#### What you have to do:
Repeat every entry exactly. Pictures stay out.

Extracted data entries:
↓↓↓

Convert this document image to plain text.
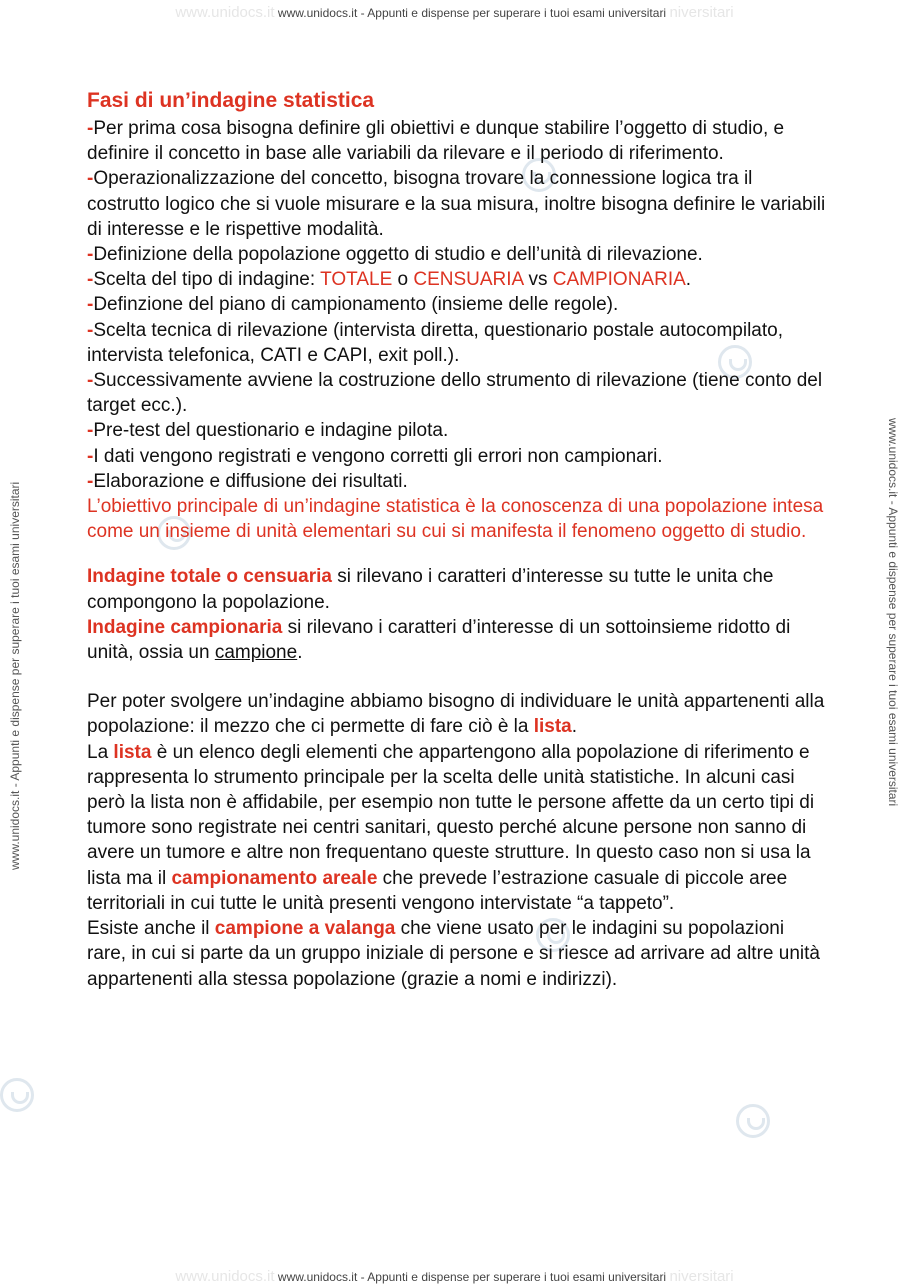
www.unidocs.it www.unidocs.it - Appunti e dispense per superare i tuoi esami universitari niversitari
www.unidocs.it www.unidocs.it - Appunti e dispense per superare i tuoi esami universitari niversitari
www.unidocs.it - Appunti e dispense per superare i tuoi esami universitari	www.unidocs.it - Appunti e dispense per superare i tuoi esami universitari
Fasi di un’indagine statistica

-Per prima cosa bisogna definire gli obiettivi e dunque stabilire l’oggetto di studio, e definire il concetto in base alle variabili da rilevare e il periodo di riferimento.

-Operazionalizzazione del concetto, bisogna trovare la connessione logica tra il costrutto logico che si vuole misurare e la sua misura, inoltre bisogna definire le variabili di interesse e le rispettive modalità.

-Definizione della popolazione oggetto di studio e dell’unità di rilevazione.

-Scelta del tipo di indagine: TOTALE o CENSUARIA vs CAMPIONARIA.

-Definzione del piano di campionamento (insieme delle regole).

-Scelta tecnica di rilevazione (intervista diretta, questionario postale autocompilato, intervista telefonica, CATI e CAPI, exit poll.).

-Successivamente avviene la costruzione dello strumento di rilevazione (tiene conto del target ecc.).

-Pre-test del questionario e indagine pilota.

-I dati vengono registrati e vengono corretti gli errori non campionari.

-Elaborazione e diffusione dei risultati.

L’obiettivo principale di un’indagine statistica è la conoscenza di una popolazione intesa come un insieme di unità elementari su cui si manifesta il fenomeno oggetto di studio.

Indagine totale o censuaria si rilevano i caratteri d’interesse su tutte le unita che compongono la popolazione.

Indagine campionaria si rilevano i caratteri d’interesse di un sottoinsieme ridotto di unità, ossia un campione.

Per poter svolgere un’indagine abbiamo bisogno di individuare le unità appartenenti alla popolazione: il mezzo che ci permette di fare ciò è la lista.

La lista è un elenco degli elementi che appartengono alla popolazione di riferimento e rappresenta lo strumento principale per la scelta delle unità statistiche. In alcuni casi però la lista non è affidabile, per esempio non tutte le persone affette da un certo tipi di tumore sono registrate nei centri sanitari, questo perché alcune persone non sanno di avere un tumore e altre non frequentano queste strutture. In questo caso non si usa la lista ma il campionamento areale che prevede l’estrazione casuale di piccole aree territoriali in cui tutte le unità presenti vengono intervistate “a tappeto”.

Esiste anche il campione a valanga che viene usato per le indagini su popolazioni rare, in cui si parte da un gruppo iniziale di persone e si riesce ad arrivare ad altre unità appartenenti alla stessa popolazione (grazie a nomi e indirizzi).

↑↑↑

#### Reply:
Convert this document image to plain text.
www.unidocs.it www.unidocs.it - Appunti e dispense per superare i tuoi esami universitari niversitari
www.unidocs.it www.unidocs.it - Appunti e dispense per superare i tuoi esami universitari niversitari
www.unidocs.it - Appunti e dispense per superare i tuoi esami universitari	www.unidocs.it - Appunti e dispense per superare i tuoi esami universitari
Fasi di un’indagine statistica

-Per prima cosa bisogna definire gli obiettivi e dunque stabilire l’oggetto di studio, e definire il concetto in base alle variabili da rilevare e il periodo di riferimento.

-Operazionalizzazione del concetto, bisogna trovare la connessione logica tra il costrutto logico che si vuole misurare e la sua misura, inoltre bisogna definire le variabili di interesse e le rispettive modalità.

-Definizione della popolazione oggetto di studio e dell’unità di rilevazione.

-Scelta del tipo di indagine: TOTALE o CENSUARIA vs CAMPIONARIA.

-Definzione del piano di campionamento (insieme delle regole).

-Scelta tecnica di rilevazione (intervista diretta, questionario postale autocompilato, intervista telefonica, CATI e CAPI, exit poll.).

-Successivamente avviene la costruzione dello strumento di rilevazione (tiene conto del target ecc.).

-Pre-test del questionario e indagine pilota.

-I dati vengono registrati e vengono corretti gli errori non campionari.

-Elaborazione e diffusione dei risultati.

L’obiettivo principale di un’indagine statistica è la conoscenza di una popolazione intesa come un insieme di unità elementari su cui si manifesta il fenomeno oggetto di studio.

Indagine totale o censuaria si rilevano i caratteri d’interesse su tutte le unita che compongono la popolazione.

Indagine campionaria si rilevano i caratteri d’interesse di un sottoinsieme ridotto di unità, ossia un campione.

Per poter svolgere un’indagine abbiamo bisogno di individuare le unità appartenenti alla popolazione: il mezzo che ci permette di fare ciò è la lista.

La lista è un elenco degli elementi che appartengono alla popolazione di riferimento e rappresenta lo strumento principale per la scelta delle unità statistiche. In alcuni casi però la lista non è affidabile, per esempio non tutte le persone affette da un certo tipi di tumore sono registrate nei centri sanitari, questo perché alcune persone non sanno di avere un tumore e altre non frequentano queste strutture. In questo caso non si usa la lista ma il campionamento areale che prevede l’estrazione casuale di piccole aree territoriali in cui tutte le unità presenti vengono intervistate “a tappeto”.

Esiste anche il campione a valanga che viene usato per le indagini su popolazioni rare, in cui si parte da un gruppo iniziale di persone e si riesce ad arrivare ad altre unità appartenenti alla stessa popolazione (grazie a nomi e indirizzi).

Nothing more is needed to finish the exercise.